Task to complete »
Copy all entries without alteration and skip the pictures they hold.
+---+
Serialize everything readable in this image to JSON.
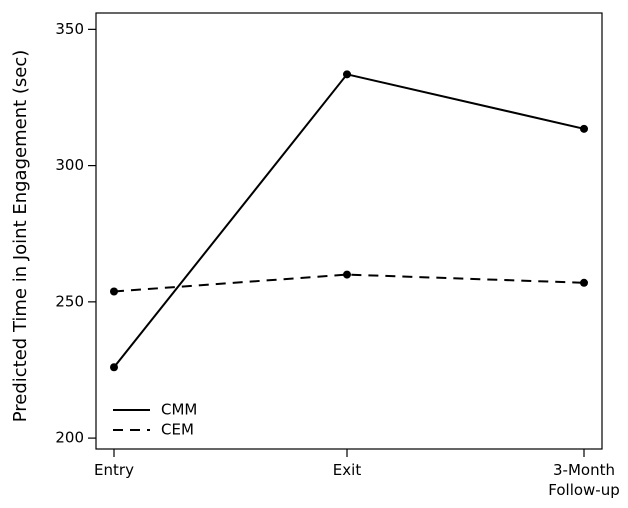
{
  "chart_data": {
    "type": "line",
    "title": "",
    "xlabel": "",
    "ylabel": "Predicted Time in Joint Engagement (sec)",
    "categories": [
      "Entry",
      "Exit",
      "3-Month\nFollow-up"
    ],
    "ylim": [
      196,
      356
    ],
    "yticks": [
      200,
      250,
      300,
      350
    ],
    "grid": false,
    "legend_position": "bottom-left",
    "series": [
      {
        "name": "CMM",
        "values": [
          226,
          333.5,
          313.5
        ],
        "style": "solid",
        "color": "#000000"
      },
      {
        "name": "CEM",
        "values": [
          253.8,
          260,
          257
        ],
        "style": "dashed",
        "color": "#000000"
      }
    ]
  }
}
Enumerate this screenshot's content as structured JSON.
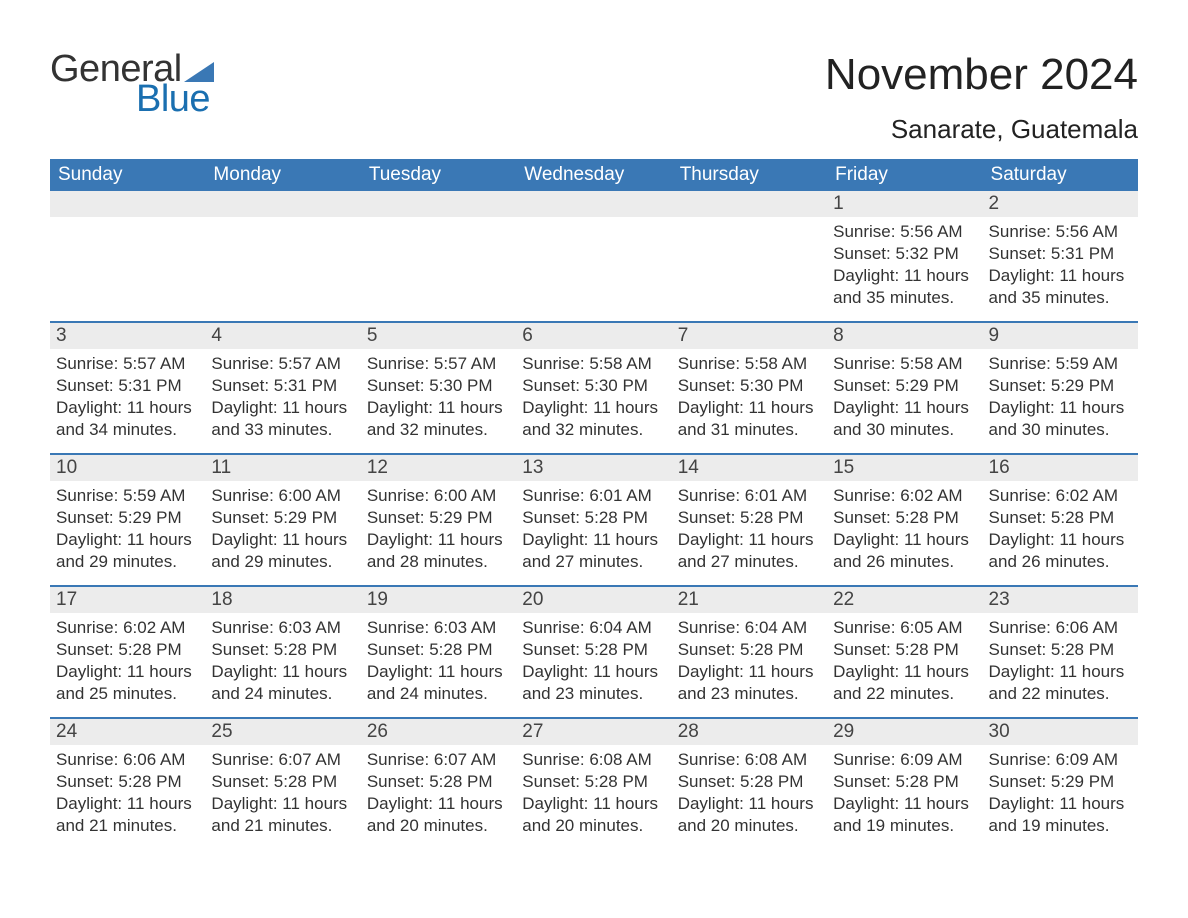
+---+
Answer for this exercise »
Serialize everything readable in this image to JSON.
{
  "chart_data": {
    "type": "line",
    "title": "",
    "xlabel": "",
    "ylabel": "Predicted Time in Joint Engagement (sec)",
    "categories": [
      "Entry",
      "Exit",
      "3-Month\nFollow-up"
    ],
    "ylim": [
      196,
      356
    ],
    "yticks": [
      200,
      250,
      300,
      350
    ],
    "grid": false,
    "legend_position": "bottom-left",
    "series": [
      {
        "name": "CMM",
        "values": [
          226,
          333.5,
          313.5
        ],
        "style": "solid",
        "color": "#000000"
      },
      {
        "name": "CEM",
        "values": [
          253.8,
          260,
          257
        ],
        "style": "dashed",
        "color": "#000000"
      }
    ]
  }
}
Enumerate this screenshot's content as structured JSON.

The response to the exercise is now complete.